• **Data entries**
-- begin --
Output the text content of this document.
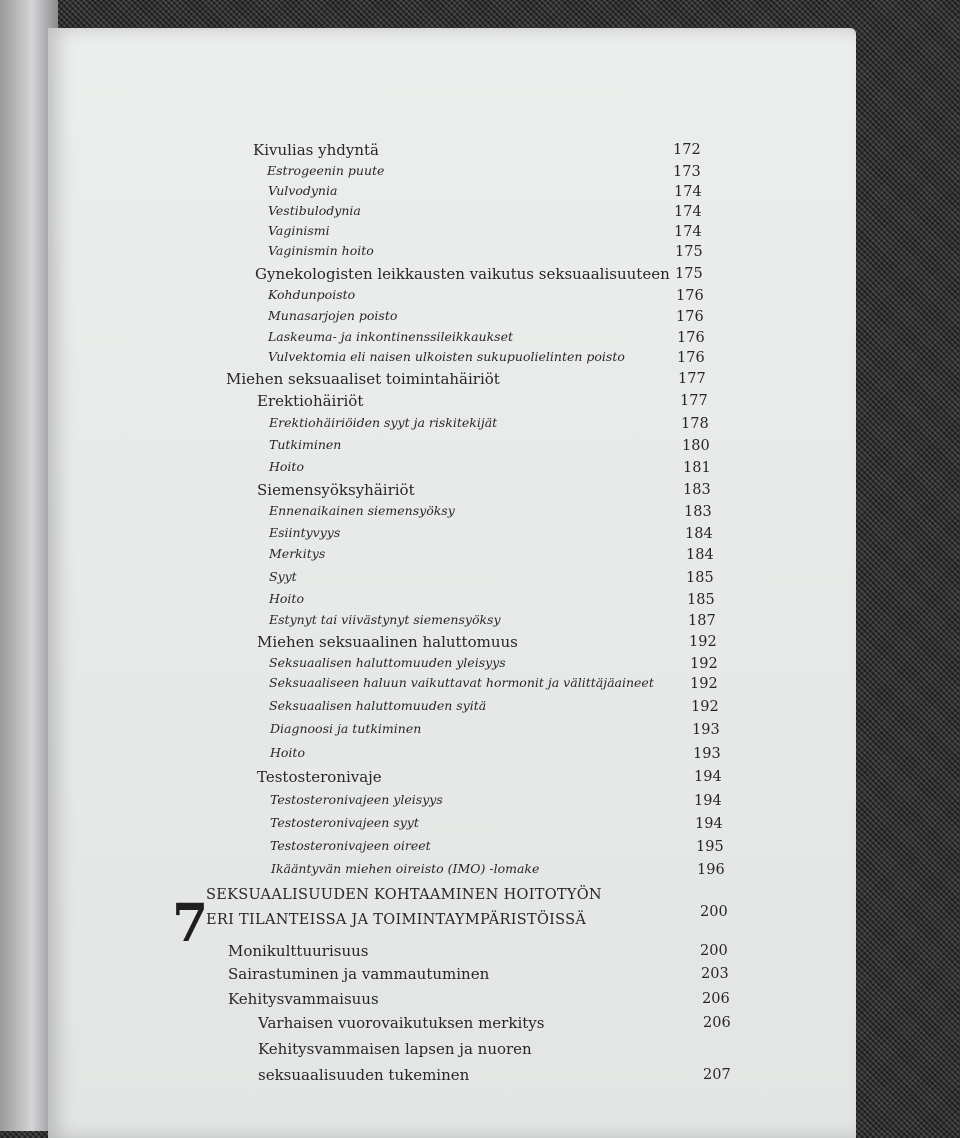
7
SEKSUAALISUUDEN KOHTAAMINEN HOITOTYÖN
ERI TILANTEISSA JA TOIMINTAYMPÄRISTÖISSÄ	200
Kivulias yhdyntä	172
Estrogeenin puute	173
Vulvodynia	174
Vestibulodynia	174
Vaginismi	174
Vaginismin hoito	175
Gynekologisten leikkausten vaikutus seksuaalisuuteen 175
Kohdunpoisto	176
Munasarjojen poisto	176
Laskeuma- ja inkontinenssileikkaukset	176
Vulvektomia eli naisen ulkoisten sukupuolielinten poisto	176
Miehen seksuaaliset toimintahäiriöt	177
Erektiohäiriöt	177
Erektiohäiriöiden syyt ja riskitekijät	178
Tutkiminen	180
Hoito	181
Siemensyöksyhäiriöt	183
Ennenaikainen siemensyöksy	183
Esiintyvyys	184
Merkitys	184
Syyt	185
Hoito	185
Estynyt tai viivästynyt siemensyöksy	187
Miehen seksuaalinen haluttomuus	192
Seksuaalisen haluttomuuden yleisyys	192
Seksuaaliseen haluun vaikuttavat hormonit ja välittäjäaineet 192
Seksuaalisen haluttomuuden syitä	192
Diagnoosi ja tutkiminen	193
Hoito	193
Testosteronivaje	194
Testosteronivajeen yleisyys	194
Testosteronivajeen syyt	194
Testosteronivajeen oireet	195
Ikääntyvän miehen oireisto (IMO) -lomake	196
Monikulttuurisuus	200
Sairastuminen ja vammautuminen	203
Kehitysvammaisuus	206
Varhaisen vuorovaikutuksen merkitys	206
Kehitysvammaisen lapsen ja nuoren
seksuaalisuuden tukeminen	207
-- end --
Skipping the pictures, transcribe each line above exactly as it appears.

Output the text content of this document.
7
SEKSUAALISUUDEN KOHTAAMINEN HOITOTYÖN
ERI TILANTEISSA JA TOIMINTAYMPÄRISTÖISSÄ	200
Kivulias yhdyntä	172
Estrogeenin puute	173
Vulvodynia	174
Vestibulodynia	174
Vaginismi	174
Vaginismin hoito	175
Gynekologisten leikkausten vaikutus seksuaalisuuteen 175
Kohdunpoisto	176
Munasarjojen poisto	176
Laskeuma- ja inkontinenssileikkaukset	176
Vulvektomia eli naisen ulkoisten sukupuolielinten poisto	176
Miehen seksuaaliset toimintahäiriöt	177
Erektiohäiriöt	177
Erektiohäiriöiden syyt ja riskitekijät	178
Tutkiminen	180
Hoito	181
Siemensyöksyhäiriöt	183
Ennenaikainen siemensyöksy	183
Esiintyvyys	184
Merkitys	184
Syyt	185
Hoito	185
Estynyt tai viivästynyt siemensyöksy	187
Miehen seksuaalinen haluttomuus	192
Seksuaalisen haluttomuuden yleisyys	192
Seksuaaliseen haluun vaikuttavat hormonit ja välittäjäaineet 192
Seksuaalisen haluttomuuden syitä	192
Diagnoosi ja tutkiminen	193
Hoito	193
Testosteronivaje	194
Testosteronivajeen yleisyys	194
Testosteronivajeen syyt	194
Testosteronivajeen oireet	195
Ikääntyvän miehen oireisto (IMO) -lomake	196
Monikulttuurisuus	200
Sairastuminen ja vammautuminen	203
Kehitysvammaisuus	206
Varhaisen vuorovaikutuksen merkitys	206
Kehitysvammaisen lapsen ja nuoren
seksuaalisuuden tukeminen	207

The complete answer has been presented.